§ WORK INSTRUCTIONS
Quote every line of the data below as it stands, omitting pictures.

§ RECORDS FOR THIS EXERCISE
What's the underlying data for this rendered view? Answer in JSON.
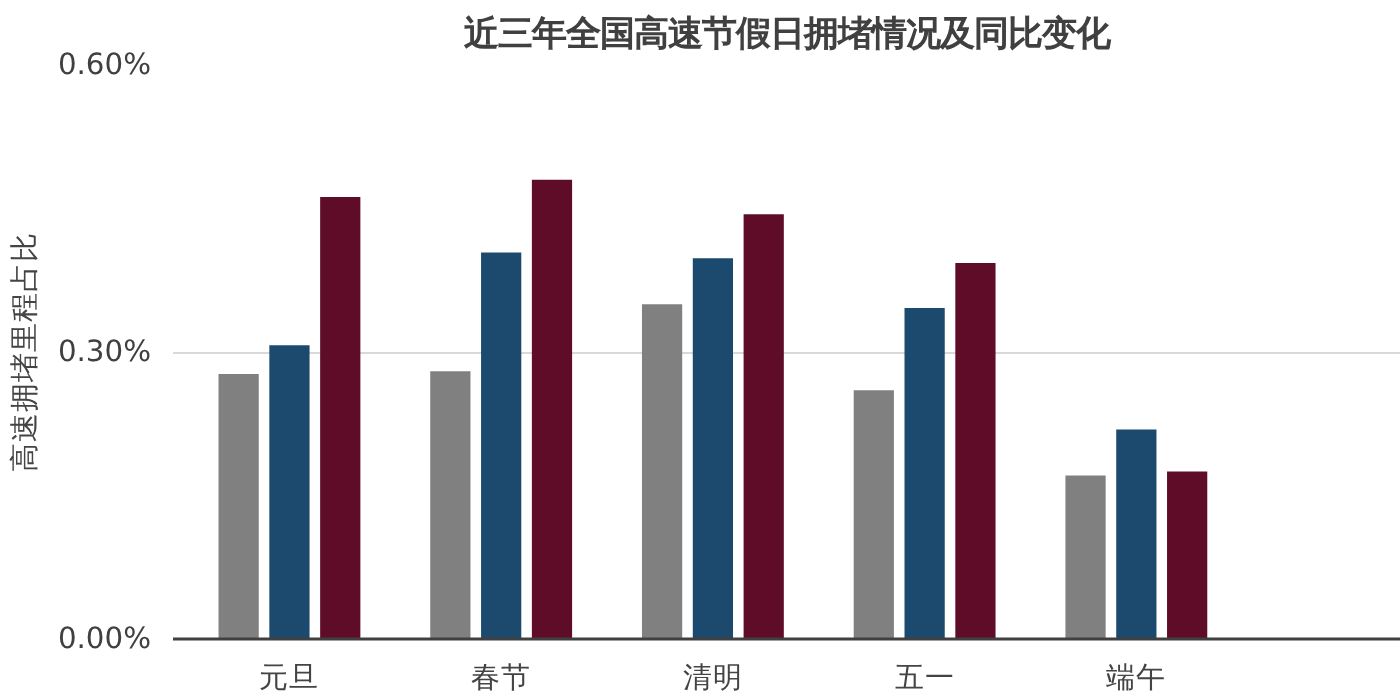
{
  "chart_data": {
    "type": "bar",
    "title": "近三年全国高速节假日拥堵情况及同比变化",
    "ylabel": "高速拥堵里程占比",
    "categories": [
      "元旦",
      "春节",
      "清明",
      "五一",
      "端午"
    ],
    "series": [
      {
        "color": "#808080",
        "values": [
          0.277,
          0.28,
          0.35,
          0.26,
          0.171
        ]
      },
      {
        "color": "#1b4a6e",
        "values": [
          0.307,
          0.404,
          0.398,
          0.346,
          0.219
        ]
      },
      {
        "color": "#5e0c28",
        "values": [
          0.462,
          0.48,
          0.444,
          0.393,
          0.175
        ]
      }
    ],
    "ylim": [
      0,
      0.6
    ],
    "yticks": [
      {
        "value": 0,
        "label": "0.00%"
      },
      {
        "value": 0.3,
        "label": "0.30%"
      },
      {
        "value": 0.6,
        "label": "0.60%"
      }
    ],
    "grid": "y"
  }
}
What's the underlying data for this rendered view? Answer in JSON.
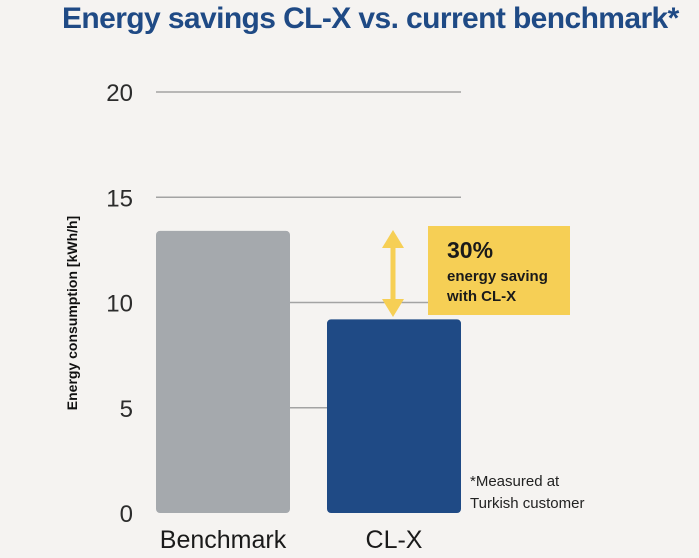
{
  "title": "Energy savings CL-X vs. current benchmark*",
  "chart_data": {
    "type": "bar",
    "categories": [
      "Benchmark",
      "CL-X"
    ],
    "values": [
      13.4,
      9.2
    ],
    "ylabel": "Energy consumption [kWh/h]",
    "xlabel": "",
    "ylim": [
      0,
      20
    ],
    "yticks": [
      0,
      5,
      10,
      15,
      20
    ],
    "grid": true,
    "colors": [
      "#a5a9ad",
      "#1f4a85"
    ],
    "callout": {
      "percent": "30%",
      "line1": "energy saving",
      "line2": "with CL-X",
      "background": "#f6cf55",
      "arrow_color": "#f6cf55"
    },
    "footnote": {
      "line1": "*Measured at",
      "line2": "Turkish customer"
    }
  }
}
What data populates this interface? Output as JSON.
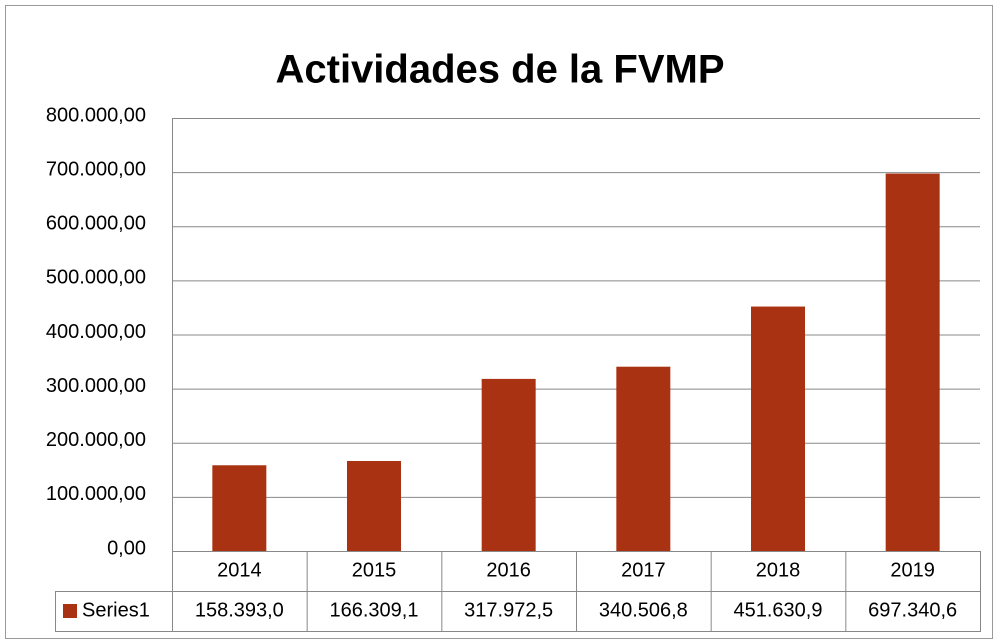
{
  "chart_data": {
    "type": "bar",
    "title": "Actividades de la FVMP",
    "categories": [
      "2014",
      "2015",
      "2016",
      "2017",
      "2018",
      "2019"
    ],
    "series": [
      {
        "name": "Series1",
        "color": "#a93212",
        "values": [
          158393.0,
          166309.1,
          317972.5,
          340506.8,
          451630.9,
          697340.6
        ],
        "value_labels": [
          "158.393,0",
          "166.309,1",
          "317.972,5",
          "340.506,8",
          "451.630,9",
          "697.340,6"
        ]
      }
    ],
    "ylim": [
      0,
      800000
    ],
    "yticks": [
      {
        "value": 0,
        "label": "0,00"
      },
      {
        "value": 100000,
        "label": "100.000,00"
      },
      {
        "value": 200000,
        "label": "200.000,00"
      },
      {
        "value": 300000,
        "label": "300.000,00"
      },
      {
        "value": 400000,
        "label": "400.000,00"
      },
      {
        "value": 500000,
        "label": "500.000,00"
      },
      {
        "value": 600000,
        "label": "600.000,00"
      },
      {
        "value": 700000,
        "label": "700.000,00"
      },
      {
        "value": 800000,
        "label": "800.000,00"
      }
    ],
    "grid": true,
    "data_table": true
  }
}
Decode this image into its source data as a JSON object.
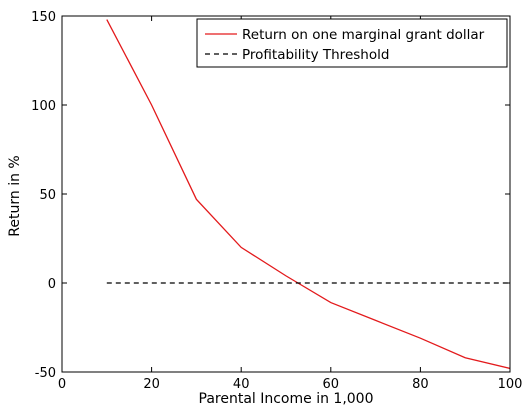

§ EXPECTED ANSWER
What's the underlying data for this rendered view? Answer in JSON.
{
  "chart_data": {
    "type": "bar",
    "title": "近三年全国高速节假日拥堵情况及同比变化",
    "ylabel": "高速拥堵里程占比",
    "categories": [
      "元旦",
      "春节",
      "清明",
      "五一",
      "端午"
    ],
    "series": [
      {
        "color": "#808080",
        "values": [
          0.277,
          0.28,
          0.35,
          0.26,
          0.171
        ]
      },
      {
        "color": "#1b4a6e",
        "values": [
          0.307,
          0.404,
          0.398,
          0.346,
          0.219
        ]
      },
      {
        "color": "#5e0c28",
        "values": [
          0.462,
          0.48,
          0.444,
          0.393,
          0.175
        ]
      }
    ],
    "ylim": [
      0,
      0.6
    ],
    "yticks": [
      {
        "value": 0,
        "label": "0.00%"
      },
      {
        "value": 0.3,
        "label": "0.30%"
      },
      {
        "value": 0.6,
        "label": "0.60%"
      }
    ],
    "grid": "y"
  }
}
What's the underlying data for this rendered view? Answer in JSON.
{
  "title": "Energy savings CL-X vs. current benchmark*",
  "chart_data": {
    "type": "bar",
    "categories": [
      "Benchmark",
      "CL-X"
    ],
    "values": [
      13.4,
      9.2
    ],
    "ylabel": "Energy consumption [kWh/h]",
    "xlabel": "",
    "ylim": [
      0,
      20
    ],
    "yticks": [
      0,
      5,
      10,
      15,
      20
    ],
    "grid": true,
    "colors": [
      "#a5a9ad",
      "#1f4a85"
    ],
    "callout": {
      "percent": "30%",
      "line1": "energy saving",
      "line2": "with CL-X",
      "background": "#f6cf55",
      "arrow_color": "#f6cf55"
    },
    "footnote": {
      "line1": "*Measured at",
      "line2": "Turkish customer"
    }
  }
}
What data populates this interface? Output as JSON.
{
  "chart_data": {
    "type": "bar",
    "title": "Actividades de la FVMP",
    "categories": [
      "2014",
      "2015",
      "2016",
      "2017",
      "2018",
      "2019"
    ],
    "series": [
      {
        "name": "Series1",
        "color": "#a93212",
        "values": [
          158393.0,
          166309.1,
          317972.5,
          340506.8,
          451630.9,
          697340.6
        ],
        "value_labels": [
          "158.393,0",
          "166.309,1",
          "317.972,5",
          "340.506,8",
          "451.630,9",
          "697.340,6"
        ]
      }
    ],
    "ylim": [
      0,
      800000
    ],
    "yticks": [
      {
        "value": 0,
        "label": "0,00"
      },
      {
        "value": 100000,
        "label": "100.000,00"
      },
      {
        "value": 200000,
        "label": "200.000,00"
      },
      {
        "value": 300000,
        "label": "300.000,00"
      },
      {
        "value": 400000,
        "label": "400.000,00"
      },
      {
        "value": 500000,
        "label": "500.000,00"
      },
      {
        "value": 600000,
        "label": "600.000,00"
      },
      {
        "value": 700000,
        "label": "700.000,00"
      },
      {
        "value": 800000,
        "label": "800.000,00"
      }
    ],
    "grid": true,
    "data_table": true
  }
}
Decode this image into its source data as a JSON object.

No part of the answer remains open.